▶ Set exercise:
Repeat the listing in full, word for word.
─── Supplied material ───
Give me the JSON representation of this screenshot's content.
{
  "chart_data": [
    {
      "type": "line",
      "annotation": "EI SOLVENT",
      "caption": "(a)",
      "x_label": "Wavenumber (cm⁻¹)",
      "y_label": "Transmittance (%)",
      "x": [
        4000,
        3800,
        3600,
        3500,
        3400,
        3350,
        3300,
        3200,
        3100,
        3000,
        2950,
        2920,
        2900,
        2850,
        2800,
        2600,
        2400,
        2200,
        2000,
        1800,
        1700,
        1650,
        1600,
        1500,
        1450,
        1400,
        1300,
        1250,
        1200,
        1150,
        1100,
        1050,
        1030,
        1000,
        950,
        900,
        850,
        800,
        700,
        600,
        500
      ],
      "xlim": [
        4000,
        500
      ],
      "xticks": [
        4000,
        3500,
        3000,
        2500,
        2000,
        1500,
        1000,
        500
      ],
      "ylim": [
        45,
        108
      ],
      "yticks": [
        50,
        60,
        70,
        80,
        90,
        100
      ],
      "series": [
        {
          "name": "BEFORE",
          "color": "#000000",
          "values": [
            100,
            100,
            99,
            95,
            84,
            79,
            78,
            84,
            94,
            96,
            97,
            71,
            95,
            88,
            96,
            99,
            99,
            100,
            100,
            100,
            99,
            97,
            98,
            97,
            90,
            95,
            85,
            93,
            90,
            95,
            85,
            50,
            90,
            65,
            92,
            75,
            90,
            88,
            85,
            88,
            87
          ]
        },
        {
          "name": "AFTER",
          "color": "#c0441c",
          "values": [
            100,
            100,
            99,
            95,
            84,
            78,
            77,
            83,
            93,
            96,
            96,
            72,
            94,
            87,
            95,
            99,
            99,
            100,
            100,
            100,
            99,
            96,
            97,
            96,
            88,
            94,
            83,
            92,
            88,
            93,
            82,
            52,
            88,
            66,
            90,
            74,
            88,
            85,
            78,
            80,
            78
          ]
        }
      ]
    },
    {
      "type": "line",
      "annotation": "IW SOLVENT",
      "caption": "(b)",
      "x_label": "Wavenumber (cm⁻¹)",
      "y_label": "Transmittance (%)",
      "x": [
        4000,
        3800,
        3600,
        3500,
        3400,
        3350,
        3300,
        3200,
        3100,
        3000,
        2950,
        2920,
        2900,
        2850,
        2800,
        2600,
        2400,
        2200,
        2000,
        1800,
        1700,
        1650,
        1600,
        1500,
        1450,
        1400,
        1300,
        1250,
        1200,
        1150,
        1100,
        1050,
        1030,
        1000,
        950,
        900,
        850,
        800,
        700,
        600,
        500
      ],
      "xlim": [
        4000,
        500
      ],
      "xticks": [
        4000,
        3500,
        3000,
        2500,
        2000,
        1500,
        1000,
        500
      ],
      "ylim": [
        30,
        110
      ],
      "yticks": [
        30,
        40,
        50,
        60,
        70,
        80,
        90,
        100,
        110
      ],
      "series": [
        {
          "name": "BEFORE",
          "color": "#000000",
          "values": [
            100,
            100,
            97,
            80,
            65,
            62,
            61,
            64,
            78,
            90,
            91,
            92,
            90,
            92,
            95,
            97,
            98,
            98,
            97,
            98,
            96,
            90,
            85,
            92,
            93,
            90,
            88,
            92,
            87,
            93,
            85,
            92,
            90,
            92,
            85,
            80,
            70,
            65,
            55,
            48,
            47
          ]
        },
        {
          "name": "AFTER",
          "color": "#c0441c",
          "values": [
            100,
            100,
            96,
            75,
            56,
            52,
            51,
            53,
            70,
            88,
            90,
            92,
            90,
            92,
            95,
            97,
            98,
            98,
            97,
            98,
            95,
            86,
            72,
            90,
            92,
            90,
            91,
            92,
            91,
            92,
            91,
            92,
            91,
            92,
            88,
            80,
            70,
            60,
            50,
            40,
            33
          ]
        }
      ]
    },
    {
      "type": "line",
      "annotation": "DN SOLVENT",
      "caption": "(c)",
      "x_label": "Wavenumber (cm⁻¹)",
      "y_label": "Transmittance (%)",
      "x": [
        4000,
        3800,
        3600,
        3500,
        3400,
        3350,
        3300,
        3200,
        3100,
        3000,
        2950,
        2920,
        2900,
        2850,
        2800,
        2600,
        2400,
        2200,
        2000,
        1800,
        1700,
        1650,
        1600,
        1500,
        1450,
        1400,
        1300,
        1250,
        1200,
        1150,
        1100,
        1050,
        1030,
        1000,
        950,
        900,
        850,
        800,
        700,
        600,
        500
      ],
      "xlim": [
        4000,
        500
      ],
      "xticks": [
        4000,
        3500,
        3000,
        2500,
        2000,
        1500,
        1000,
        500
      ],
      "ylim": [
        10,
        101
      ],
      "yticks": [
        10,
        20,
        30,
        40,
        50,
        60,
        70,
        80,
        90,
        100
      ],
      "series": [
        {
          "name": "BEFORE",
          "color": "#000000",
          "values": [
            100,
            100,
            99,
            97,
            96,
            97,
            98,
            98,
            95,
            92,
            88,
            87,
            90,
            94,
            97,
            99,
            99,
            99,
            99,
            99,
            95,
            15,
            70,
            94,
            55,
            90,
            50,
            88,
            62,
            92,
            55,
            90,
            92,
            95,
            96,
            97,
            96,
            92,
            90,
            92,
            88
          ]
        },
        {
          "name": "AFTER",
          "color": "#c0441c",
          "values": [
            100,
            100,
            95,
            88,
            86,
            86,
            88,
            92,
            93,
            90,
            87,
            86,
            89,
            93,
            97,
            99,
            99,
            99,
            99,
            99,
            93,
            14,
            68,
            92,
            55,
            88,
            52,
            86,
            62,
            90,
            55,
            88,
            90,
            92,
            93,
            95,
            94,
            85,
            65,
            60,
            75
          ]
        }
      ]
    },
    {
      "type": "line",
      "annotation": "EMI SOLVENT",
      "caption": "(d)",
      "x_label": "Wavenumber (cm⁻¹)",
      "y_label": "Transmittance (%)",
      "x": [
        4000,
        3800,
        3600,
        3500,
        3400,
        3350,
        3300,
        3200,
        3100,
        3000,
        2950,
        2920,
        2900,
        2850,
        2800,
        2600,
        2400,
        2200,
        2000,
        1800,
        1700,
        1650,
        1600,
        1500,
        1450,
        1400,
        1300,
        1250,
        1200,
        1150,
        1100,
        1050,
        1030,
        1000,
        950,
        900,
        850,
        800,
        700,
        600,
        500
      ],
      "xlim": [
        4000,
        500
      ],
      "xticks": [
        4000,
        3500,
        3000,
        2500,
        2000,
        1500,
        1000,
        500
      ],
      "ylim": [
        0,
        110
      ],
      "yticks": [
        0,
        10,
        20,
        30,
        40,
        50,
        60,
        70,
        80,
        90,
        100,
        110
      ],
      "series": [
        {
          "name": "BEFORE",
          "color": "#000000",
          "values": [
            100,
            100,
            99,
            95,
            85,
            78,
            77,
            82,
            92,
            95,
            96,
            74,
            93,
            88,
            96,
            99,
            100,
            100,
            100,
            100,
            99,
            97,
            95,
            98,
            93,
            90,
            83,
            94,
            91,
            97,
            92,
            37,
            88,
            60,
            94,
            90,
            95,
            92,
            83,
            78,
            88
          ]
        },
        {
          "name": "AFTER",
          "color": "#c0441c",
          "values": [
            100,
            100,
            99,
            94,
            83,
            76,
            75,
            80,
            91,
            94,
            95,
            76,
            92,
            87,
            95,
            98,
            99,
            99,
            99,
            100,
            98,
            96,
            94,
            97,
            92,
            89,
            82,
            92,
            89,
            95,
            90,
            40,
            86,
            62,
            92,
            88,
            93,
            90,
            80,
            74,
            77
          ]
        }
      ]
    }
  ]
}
───
▶ Worked answer:
Give me the JSON representation of this screenshot's content.
{
  "chart_data": [
    {
      "type": "line",
      "annotation": "EI SOLVENT",
      "caption": "(a)",
      "x_label": "Wavenumber (cm⁻¹)",
      "y_label": "Transmittance (%)",
      "x": [
        4000,
        3800,
        3600,
        3500,
        3400,
        3350,
        3300,
        3200,
        3100,
        3000,
        2950,
        2920,
        2900,
        2850,
        2800,
        2600,
        2400,
        2200,
        2000,
        1800,
        1700,
        1650,
        1600,
        1500,
        1450,
        1400,
        1300,
        1250,
        1200,
        1150,
        1100,
        1050,
        1030,
        1000,
        950,
        900,
        850,
        800,
        700,
        600,
        500
      ],
      "xlim": [
        4000,
        500
      ],
      "xticks": [
        4000,
        3500,
        3000,
        2500,
        2000,
        1500,
        1000,
        500
      ],
      "ylim": [
        45,
        108
      ],
      "yticks": [
        50,
        60,
        70,
        80,
        90,
        100
      ],
      "series": [
        {
          "name": "BEFORE",
          "color": "#000000",
          "values": [
            100,
            100,
            99,
            95,
            84,
            79,
            78,
            84,
            94,
            96,
            97,
            71,
            95,
            88,
            96,
            99,
            99,
            100,
            100,
            100,
            99,
            97,
            98,
            97,
            90,
            95,
            85,
            93,
            90,
            95,
            85,
            50,
            90,
            65,
            92,
            75,
            90,
            88,
            85,
            88,
            87
          ]
        },
        {
          "name": "AFTER",
          "color": "#c0441c",
          "values": [
            100,
            100,
            99,
            95,
            84,
            78,
            77,
            83,
            93,
            96,
            96,
            72,
            94,
            87,
            95,
            99,
            99,
            100,
            100,
            100,
            99,
            96,
            97,
            96,
            88,
            94,
            83,
            92,
            88,
            93,
            82,
            52,
            88,
            66,
            90,
            74,
            88,
            85,
            78,
            80,
            78
          ]
        }
      ]
    },
    {
      "type": "line",
      "annotation": "IW SOLVENT",
      "caption": "(b)",
      "x_label": "Wavenumber (cm⁻¹)",
      "y_label": "Transmittance (%)",
      "x": [
        4000,
        3800,
        3600,
        3500,
        3400,
        3350,
        3300,
        3200,
        3100,
        3000,
        2950,
        2920,
        2900,
        2850,
        2800,
        2600,
        2400,
        2200,
        2000,
        1800,
        1700,
        1650,
        1600,
        1500,
        1450,
        1400,
        1300,
        1250,
        1200,
        1150,
        1100,
        1050,
        1030,
        1000,
        950,
        900,
        850,
        800,
        700,
        600,
        500
      ],
      "xlim": [
        4000,
        500
      ],
      "xticks": [
        4000,
        3500,
        3000,
        2500,
        2000,
        1500,
        1000,
        500
      ],
      "ylim": [
        30,
        110
      ],
      "yticks": [
        30,
        40,
        50,
        60,
        70,
        80,
        90,
        100,
        110
      ],
      "series": [
        {
          "name": "BEFORE",
          "color": "#000000",
          "values": [
            100,
            100,
            97,
            80,
            65,
            62,
            61,
            64,
            78,
            90,
            91,
            92,
            90,
            92,
            95,
            97,
            98,
            98,
            97,
            98,
            96,
            90,
            85,
            92,
            93,
            90,
            88,
            92,
            87,
            93,
            85,
            92,
            90,
            92,
            85,
            80,
            70,
            65,
            55,
            48,
            47
          ]
        },
        {
          "name": "AFTER",
          "color": "#c0441c",
          "values": [
            100,
            100,
            96,
            75,
            56,
            52,
            51,
            53,
            70,
            88,
            90,
            92,
            90,
            92,
            95,
            97,
            98,
            98,
            97,
            98,
            95,
            86,
            72,
            90,
            92,
            90,
            91,
            92,
            91,
            92,
            91,
            92,
            91,
            92,
            88,
            80,
            70,
            60,
            50,
            40,
            33
          ]
        }
      ]
    },
    {
      "type": "line",
      "annotation": "DN SOLVENT",
      "caption": "(c)",
      "x_label": "Wavenumber (cm⁻¹)",
      "y_label": "Transmittance (%)",
      "x": [
        4000,
        3800,
        3600,
        3500,
        3400,
        3350,
        3300,
        3200,
        3100,
        3000,
        2950,
        2920,
        2900,
        2850,
        2800,
        2600,
        2400,
        2200,
        2000,
        1800,
        1700,
        1650,
        1600,
        1500,
        1450,
        1400,
        1300,
        1250,
        1200,
        1150,
        1100,
        1050,
        1030,
        1000,
        950,
        900,
        850,
        800,
        700,
        600,
        500
      ],
      "xlim": [
        4000,
        500
      ],
      "xticks": [
        4000,
        3500,
        3000,
        2500,
        2000,
        1500,
        1000,
        500
      ],
      "ylim": [
        10,
        101
      ],
      "yticks": [
        10,
        20,
        30,
        40,
        50,
        60,
        70,
        80,
        90,
        100
      ],
      "series": [
        {
          "name": "BEFORE",
          "color": "#000000",
          "values": [
            100,
            100,
            99,
            97,
            96,
            97,
            98,
            98,
            95,
            92,
            88,
            87,
            90,
            94,
            97,
            99,
            99,
            99,
            99,
            99,
            95,
            15,
            70,
            94,
            55,
            90,
            50,
            88,
            62,
            92,
            55,
            90,
            92,
            95,
            96,
            97,
            96,
            92,
            90,
            92,
            88
          ]
        },
        {
          "name": "AFTER",
          "color": "#c0441c",
          "values": [
            100,
            100,
            95,
            88,
            86,
            86,
            88,
            92,
            93,
            90,
            87,
            86,
            89,
            93,
            97,
            99,
            99,
            99,
            99,
            99,
            93,
            14,
            68,
            92,
            55,
            88,
            52,
            86,
            62,
            90,
            55,
            88,
            90,
            92,
            93,
            95,
            94,
            85,
            65,
            60,
            75
          ]
        }
      ]
    },
    {
      "type": "line",
      "annotation": "EMI SOLVENT",
      "caption": "(d)",
      "x_label": "Wavenumber (cm⁻¹)",
      "y_label": "Transmittance (%)",
      "x": [
        4000,
        3800,
        3600,
        3500,
        3400,
        3350,
        3300,
        3200,
        3100,
        3000,
        2950,
        2920,
        2900,
        2850,
        2800,
        2600,
        2400,
        2200,
        2000,
        1800,
        1700,
        1650,
        1600,
        1500,
        1450,
        1400,
        1300,
        1250,
        1200,
        1150,
        1100,
        1050,
        1030,
        1000,
        950,
        900,
        850,
        800,
        700,
        600,
        500
      ],
      "xlim": [
        4000,
        500
      ],
      "xticks": [
        4000,
        3500,
        3000,
        2500,
        2000,
        1500,
        1000,
        500
      ],
      "ylim": [
        0,
        110
      ],
      "yticks": [
        0,
        10,
        20,
        30,
        40,
        50,
        60,
        70,
        80,
        90,
        100,
        110
      ],
      "series": [
        {
          "name": "BEFORE",
          "color": "#000000",
          "values": [
            100,
            100,
            99,
            95,
            85,
            78,
            77,
            82,
            92,
            95,
            96,
            74,
            93,
            88,
            96,
            99,
            100,
            100,
            100,
            100,
            99,
            97,
            95,
            98,
            93,
            90,
            83,
            94,
            91,
            97,
            92,
            37,
            88,
            60,
            94,
            90,
            95,
            92,
            83,
            78,
            88
          ]
        },
        {
          "name": "AFTER",
          "color": "#c0441c",
          "values": [
            100,
            100,
            99,
            94,
            83,
            76,
            75,
            80,
            91,
            94,
            95,
            76,
            92,
            87,
            95,
            98,
            99,
            99,
            99,
            100,
            98,
            96,
            94,
            97,
            92,
            89,
            82,
            92,
            89,
            95,
            90,
            40,
            86,
            62,
            92,
            88,
            93,
            90,
            80,
            74,
            77
          ]
        }
      ]
    }
  ]
}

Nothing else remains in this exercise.